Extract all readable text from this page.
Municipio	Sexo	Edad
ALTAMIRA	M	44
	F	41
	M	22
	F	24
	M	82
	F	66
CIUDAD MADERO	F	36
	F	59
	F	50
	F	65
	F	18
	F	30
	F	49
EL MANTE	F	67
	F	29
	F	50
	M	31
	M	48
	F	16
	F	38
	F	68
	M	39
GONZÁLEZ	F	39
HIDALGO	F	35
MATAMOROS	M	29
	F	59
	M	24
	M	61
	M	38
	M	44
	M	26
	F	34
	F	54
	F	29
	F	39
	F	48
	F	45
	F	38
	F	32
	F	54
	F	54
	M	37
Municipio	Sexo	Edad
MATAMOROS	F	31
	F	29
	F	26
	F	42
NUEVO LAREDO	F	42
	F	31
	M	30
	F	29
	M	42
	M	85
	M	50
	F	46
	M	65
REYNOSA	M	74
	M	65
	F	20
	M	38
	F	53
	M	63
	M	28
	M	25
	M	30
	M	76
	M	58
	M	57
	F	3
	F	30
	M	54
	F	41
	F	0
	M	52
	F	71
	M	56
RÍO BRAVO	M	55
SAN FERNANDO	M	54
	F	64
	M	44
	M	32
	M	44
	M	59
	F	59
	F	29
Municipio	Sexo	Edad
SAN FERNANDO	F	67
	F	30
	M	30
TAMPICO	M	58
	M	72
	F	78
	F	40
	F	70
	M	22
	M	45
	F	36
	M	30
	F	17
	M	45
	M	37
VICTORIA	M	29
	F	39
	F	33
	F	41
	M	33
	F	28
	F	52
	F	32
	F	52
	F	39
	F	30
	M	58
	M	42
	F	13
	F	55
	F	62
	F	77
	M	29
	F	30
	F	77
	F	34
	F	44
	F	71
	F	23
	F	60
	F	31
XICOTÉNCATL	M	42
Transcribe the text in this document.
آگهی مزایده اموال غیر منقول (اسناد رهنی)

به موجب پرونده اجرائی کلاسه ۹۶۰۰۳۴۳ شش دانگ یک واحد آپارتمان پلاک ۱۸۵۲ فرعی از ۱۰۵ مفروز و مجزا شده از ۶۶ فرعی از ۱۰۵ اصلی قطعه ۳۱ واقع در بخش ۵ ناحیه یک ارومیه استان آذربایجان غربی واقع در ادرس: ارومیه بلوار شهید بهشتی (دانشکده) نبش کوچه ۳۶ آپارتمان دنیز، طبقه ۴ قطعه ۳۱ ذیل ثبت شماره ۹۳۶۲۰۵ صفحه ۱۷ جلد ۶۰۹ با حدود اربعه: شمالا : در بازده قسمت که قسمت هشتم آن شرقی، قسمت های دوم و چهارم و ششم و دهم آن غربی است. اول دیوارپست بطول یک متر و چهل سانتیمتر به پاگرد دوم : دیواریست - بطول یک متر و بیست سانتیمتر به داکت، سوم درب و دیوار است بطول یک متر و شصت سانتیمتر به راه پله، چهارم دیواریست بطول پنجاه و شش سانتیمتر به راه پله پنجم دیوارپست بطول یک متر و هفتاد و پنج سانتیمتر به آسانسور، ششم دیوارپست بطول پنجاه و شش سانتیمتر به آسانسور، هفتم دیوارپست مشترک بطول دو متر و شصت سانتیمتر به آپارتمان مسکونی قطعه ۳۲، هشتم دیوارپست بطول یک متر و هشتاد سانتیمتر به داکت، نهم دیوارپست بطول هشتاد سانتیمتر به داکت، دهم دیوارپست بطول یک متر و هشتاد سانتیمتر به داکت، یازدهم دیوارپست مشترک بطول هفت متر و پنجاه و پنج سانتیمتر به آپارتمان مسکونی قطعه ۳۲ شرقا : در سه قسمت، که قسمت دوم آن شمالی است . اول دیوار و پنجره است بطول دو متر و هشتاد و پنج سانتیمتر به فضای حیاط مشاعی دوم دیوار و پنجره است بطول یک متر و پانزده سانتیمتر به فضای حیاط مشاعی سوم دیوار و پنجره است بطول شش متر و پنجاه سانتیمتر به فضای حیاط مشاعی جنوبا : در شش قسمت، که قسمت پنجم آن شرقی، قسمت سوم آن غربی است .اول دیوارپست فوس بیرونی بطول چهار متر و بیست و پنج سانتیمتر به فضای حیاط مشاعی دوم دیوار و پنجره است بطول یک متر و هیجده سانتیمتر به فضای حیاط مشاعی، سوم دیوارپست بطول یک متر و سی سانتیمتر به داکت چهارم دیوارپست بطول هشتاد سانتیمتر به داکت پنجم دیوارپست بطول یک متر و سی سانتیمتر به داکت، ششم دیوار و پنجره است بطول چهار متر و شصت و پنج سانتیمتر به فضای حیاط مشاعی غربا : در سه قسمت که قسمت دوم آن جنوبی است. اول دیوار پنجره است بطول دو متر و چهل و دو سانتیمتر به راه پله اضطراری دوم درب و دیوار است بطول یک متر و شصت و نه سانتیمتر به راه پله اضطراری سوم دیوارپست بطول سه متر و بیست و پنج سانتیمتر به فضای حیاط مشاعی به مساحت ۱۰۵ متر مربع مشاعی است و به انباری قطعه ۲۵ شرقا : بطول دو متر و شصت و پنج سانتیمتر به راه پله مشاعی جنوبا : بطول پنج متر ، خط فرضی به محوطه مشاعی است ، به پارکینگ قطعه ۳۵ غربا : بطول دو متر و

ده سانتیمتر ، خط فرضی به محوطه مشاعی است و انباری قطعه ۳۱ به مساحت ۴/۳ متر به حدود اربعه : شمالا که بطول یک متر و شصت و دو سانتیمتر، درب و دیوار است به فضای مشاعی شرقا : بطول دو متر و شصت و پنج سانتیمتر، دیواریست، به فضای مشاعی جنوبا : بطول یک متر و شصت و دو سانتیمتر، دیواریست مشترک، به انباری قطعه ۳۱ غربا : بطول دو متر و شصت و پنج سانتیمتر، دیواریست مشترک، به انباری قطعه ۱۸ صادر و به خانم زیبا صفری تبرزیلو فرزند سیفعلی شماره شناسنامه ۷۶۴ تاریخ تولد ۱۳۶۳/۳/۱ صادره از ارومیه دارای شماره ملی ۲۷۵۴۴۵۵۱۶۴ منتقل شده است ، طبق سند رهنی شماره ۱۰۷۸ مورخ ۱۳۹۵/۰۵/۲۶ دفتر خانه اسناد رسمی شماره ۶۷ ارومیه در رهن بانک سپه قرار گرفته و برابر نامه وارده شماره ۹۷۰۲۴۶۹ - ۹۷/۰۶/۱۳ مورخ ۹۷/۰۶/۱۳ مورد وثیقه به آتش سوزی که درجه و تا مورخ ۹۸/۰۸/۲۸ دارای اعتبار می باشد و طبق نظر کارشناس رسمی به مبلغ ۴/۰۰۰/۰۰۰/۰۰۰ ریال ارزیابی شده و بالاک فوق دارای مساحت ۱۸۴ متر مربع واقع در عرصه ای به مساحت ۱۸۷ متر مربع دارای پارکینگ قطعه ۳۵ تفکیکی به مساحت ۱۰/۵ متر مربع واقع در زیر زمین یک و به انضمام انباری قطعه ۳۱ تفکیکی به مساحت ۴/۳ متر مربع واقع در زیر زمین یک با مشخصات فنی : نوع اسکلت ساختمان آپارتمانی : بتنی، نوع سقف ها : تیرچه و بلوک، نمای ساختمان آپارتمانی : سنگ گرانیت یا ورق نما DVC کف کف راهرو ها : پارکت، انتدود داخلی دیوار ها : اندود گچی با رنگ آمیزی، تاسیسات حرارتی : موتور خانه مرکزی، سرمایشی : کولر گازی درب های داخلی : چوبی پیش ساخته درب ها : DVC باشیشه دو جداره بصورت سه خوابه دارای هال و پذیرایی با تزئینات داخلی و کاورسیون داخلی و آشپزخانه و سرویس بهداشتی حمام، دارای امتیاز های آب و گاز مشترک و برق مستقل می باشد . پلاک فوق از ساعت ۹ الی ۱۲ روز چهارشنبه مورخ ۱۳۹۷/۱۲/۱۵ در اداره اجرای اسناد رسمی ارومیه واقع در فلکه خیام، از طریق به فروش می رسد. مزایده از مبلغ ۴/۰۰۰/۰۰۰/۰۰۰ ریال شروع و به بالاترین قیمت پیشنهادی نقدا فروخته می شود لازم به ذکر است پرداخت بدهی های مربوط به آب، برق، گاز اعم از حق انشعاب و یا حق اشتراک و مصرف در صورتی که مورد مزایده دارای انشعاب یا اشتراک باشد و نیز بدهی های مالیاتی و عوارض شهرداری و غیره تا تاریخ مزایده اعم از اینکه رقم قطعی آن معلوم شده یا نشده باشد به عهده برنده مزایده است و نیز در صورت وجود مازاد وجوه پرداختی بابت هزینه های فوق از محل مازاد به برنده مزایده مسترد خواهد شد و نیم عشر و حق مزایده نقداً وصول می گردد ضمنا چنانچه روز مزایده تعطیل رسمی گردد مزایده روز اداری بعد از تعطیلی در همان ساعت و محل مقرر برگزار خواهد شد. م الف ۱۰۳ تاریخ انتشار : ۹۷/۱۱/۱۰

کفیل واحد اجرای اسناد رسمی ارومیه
----------------
What is required
In the records above, locate each line with the word "text". Copy all such lines.

Result
Extract all readable text from this page.
Transcribe the text in this document.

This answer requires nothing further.